## Start Dataset entries
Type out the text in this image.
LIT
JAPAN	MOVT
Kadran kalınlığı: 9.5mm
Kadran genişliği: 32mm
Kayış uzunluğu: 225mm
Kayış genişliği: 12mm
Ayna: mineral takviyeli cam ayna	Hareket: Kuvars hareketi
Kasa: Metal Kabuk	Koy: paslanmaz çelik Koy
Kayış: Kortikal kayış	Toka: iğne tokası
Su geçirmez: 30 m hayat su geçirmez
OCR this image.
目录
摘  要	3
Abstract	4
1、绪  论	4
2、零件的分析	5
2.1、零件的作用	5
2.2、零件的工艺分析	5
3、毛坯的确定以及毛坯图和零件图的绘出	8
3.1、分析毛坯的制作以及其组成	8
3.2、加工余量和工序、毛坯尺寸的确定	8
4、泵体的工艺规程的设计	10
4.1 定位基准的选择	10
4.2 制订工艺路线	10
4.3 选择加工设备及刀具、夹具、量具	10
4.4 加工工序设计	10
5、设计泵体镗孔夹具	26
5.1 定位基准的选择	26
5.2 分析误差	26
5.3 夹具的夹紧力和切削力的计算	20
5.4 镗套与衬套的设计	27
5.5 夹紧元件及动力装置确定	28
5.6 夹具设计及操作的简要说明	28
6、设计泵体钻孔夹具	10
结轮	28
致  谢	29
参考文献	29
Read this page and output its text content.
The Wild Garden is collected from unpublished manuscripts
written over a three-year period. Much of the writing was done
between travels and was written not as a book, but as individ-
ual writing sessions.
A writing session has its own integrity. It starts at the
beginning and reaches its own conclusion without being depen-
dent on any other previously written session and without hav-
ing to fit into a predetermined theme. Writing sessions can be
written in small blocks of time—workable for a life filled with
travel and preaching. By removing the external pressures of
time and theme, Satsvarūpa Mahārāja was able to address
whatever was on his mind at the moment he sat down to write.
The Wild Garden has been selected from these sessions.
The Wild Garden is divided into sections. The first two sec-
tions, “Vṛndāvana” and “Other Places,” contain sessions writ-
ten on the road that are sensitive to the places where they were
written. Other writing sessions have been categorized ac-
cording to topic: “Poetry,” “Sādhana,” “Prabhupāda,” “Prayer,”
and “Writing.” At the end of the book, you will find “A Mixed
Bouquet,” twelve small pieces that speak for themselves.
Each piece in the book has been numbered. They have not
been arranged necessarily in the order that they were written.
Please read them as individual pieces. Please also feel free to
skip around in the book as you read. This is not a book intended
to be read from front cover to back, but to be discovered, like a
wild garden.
## End Dataset entries
**Directions:** Show every line above in which the word "pieces" occurs.

**Answer to the problem:**
Bouquet,” twelve small pieces that speak for themselves.
Please read them as individual pieces. Please also feel free to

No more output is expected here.